* [MATERIAL]:
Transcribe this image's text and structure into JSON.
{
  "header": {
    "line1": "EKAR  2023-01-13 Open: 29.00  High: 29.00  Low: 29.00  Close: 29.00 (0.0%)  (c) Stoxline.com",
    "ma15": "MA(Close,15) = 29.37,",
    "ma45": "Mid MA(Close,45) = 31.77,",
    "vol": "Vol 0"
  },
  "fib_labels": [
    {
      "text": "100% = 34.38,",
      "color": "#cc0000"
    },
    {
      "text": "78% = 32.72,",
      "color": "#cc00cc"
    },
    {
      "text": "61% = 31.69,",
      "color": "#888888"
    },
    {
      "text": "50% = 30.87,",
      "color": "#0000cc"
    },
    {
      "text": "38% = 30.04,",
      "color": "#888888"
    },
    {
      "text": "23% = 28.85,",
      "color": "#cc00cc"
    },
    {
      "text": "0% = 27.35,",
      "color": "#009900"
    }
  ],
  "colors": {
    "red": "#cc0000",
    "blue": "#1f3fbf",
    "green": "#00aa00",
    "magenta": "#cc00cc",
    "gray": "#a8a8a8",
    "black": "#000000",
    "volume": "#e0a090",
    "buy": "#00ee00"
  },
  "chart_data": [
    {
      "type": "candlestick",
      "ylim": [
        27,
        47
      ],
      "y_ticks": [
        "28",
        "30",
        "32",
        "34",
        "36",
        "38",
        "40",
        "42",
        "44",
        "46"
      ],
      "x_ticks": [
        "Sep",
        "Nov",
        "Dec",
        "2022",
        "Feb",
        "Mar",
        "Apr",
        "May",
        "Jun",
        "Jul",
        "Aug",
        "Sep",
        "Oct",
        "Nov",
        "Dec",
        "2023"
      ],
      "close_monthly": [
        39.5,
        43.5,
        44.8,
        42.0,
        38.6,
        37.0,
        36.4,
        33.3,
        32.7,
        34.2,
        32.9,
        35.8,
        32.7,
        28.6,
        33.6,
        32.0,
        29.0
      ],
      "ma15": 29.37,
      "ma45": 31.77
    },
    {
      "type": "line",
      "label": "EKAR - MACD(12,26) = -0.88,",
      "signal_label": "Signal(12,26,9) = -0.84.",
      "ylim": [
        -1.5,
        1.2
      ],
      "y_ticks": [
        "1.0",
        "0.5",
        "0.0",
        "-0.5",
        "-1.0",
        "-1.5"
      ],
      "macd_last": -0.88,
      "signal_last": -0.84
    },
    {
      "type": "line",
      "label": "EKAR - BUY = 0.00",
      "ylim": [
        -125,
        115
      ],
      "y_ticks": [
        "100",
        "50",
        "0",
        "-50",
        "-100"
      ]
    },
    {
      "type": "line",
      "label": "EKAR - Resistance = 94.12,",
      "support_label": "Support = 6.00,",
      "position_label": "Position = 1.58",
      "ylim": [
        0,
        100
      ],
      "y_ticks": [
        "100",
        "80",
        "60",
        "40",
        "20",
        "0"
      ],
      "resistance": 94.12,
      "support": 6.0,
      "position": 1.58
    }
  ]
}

* [WORK TO COMPLETE]: Copy out all of the records above with nothing altered.

* [TASK SOLUTION]:
Transcribe this image's text and structure into JSON.
{
  "header": {
    "line1": "EKAR  2023-01-13 Open: 29.00  High: 29.00  Low: 29.00  Close: 29.00 (0.0%)  (c) Stoxline.com",
    "ma15": "MA(Close,15) = 29.37,",
    "ma45": "Mid MA(Close,45) = 31.77,",
    "vol": "Vol 0"
  },
  "fib_labels": [
    {
      "text": "100% = 34.38,",
      "color": "#cc0000"
    },
    {
      "text": "78% = 32.72,",
      "color": "#cc00cc"
    },
    {
      "text": "61% = 31.69,",
      "color": "#888888"
    },
    {
      "text": "50% = 30.87,",
      "color": "#0000cc"
    },
    {
      "text": "38% = 30.04,",
      "color": "#888888"
    },
    {
      "text": "23% = 28.85,",
      "color": "#cc00cc"
    },
    {
      "text": "0% = 27.35,",
      "color": "#009900"
    }
  ],
  "colors": {
    "red": "#cc0000",
    "blue": "#1f3fbf",
    "green": "#00aa00",
    "magenta": "#cc00cc",
    "gray": "#a8a8a8",
    "black": "#000000",
    "volume": "#e0a090",
    "buy": "#00ee00"
  },
  "chart_data": [
    {
      "type": "candlestick",
      "ylim": [
        27,
        47
      ],
      "y_ticks": [
        "28",
        "30",
        "32",
        "34",
        "36",
        "38",
        "40",
        "42",
        "44",
        "46"
      ],
      "x_ticks": [
        "Sep",
        "Nov",
        "Dec",
        "2022",
        "Feb",
        "Mar",
        "Apr",
        "May",
        "Jun",
        "Jul",
        "Aug",
        "Sep",
        "Oct",
        "Nov",
        "Dec",
        "2023"
      ],
      "close_monthly": [
        39.5,
        43.5,
        44.8,
        42.0,
        38.6,
        37.0,
        36.4,
        33.3,
        32.7,
        34.2,
        32.9,
        35.8,
        32.7,
        28.6,
        33.6,
        32.0,
        29.0
      ],
      "ma15": 29.37,
      "ma45": 31.77
    },
    {
      "type": "line",
      "label": "EKAR - MACD(12,26) = -0.88,",
      "signal_label": "Signal(12,26,9) = -0.84.",
      "ylim": [
        -1.5,
        1.2
      ],
      "y_ticks": [
        "1.0",
        "0.5",
        "0.0",
        "-0.5",
        "-1.0",
        "-1.5"
      ],
      "macd_last": -0.88,
      "signal_last": -0.84
    },
    {
      "type": "line",
      "label": "EKAR - BUY = 0.00",
      "ylim": [
        -125,
        115
      ],
      "y_ticks": [
        "100",
        "50",
        "0",
        "-50",
        "-100"
      ]
    },
    {
      "type": "line",
      "label": "EKAR - Resistance = 94.12,",
      "support_label": "Support = 6.00,",
      "position_label": "Position = 1.58",
      "ylim": [
        0,
        100
      ],
      "y_ticks": [
        "100",
        "80",
        "60",
        "40",
        "20",
        "0"
      ],
      "resistance": 94.12,
      "support": 6.0,
      "position": 1.58
    }
  ]
}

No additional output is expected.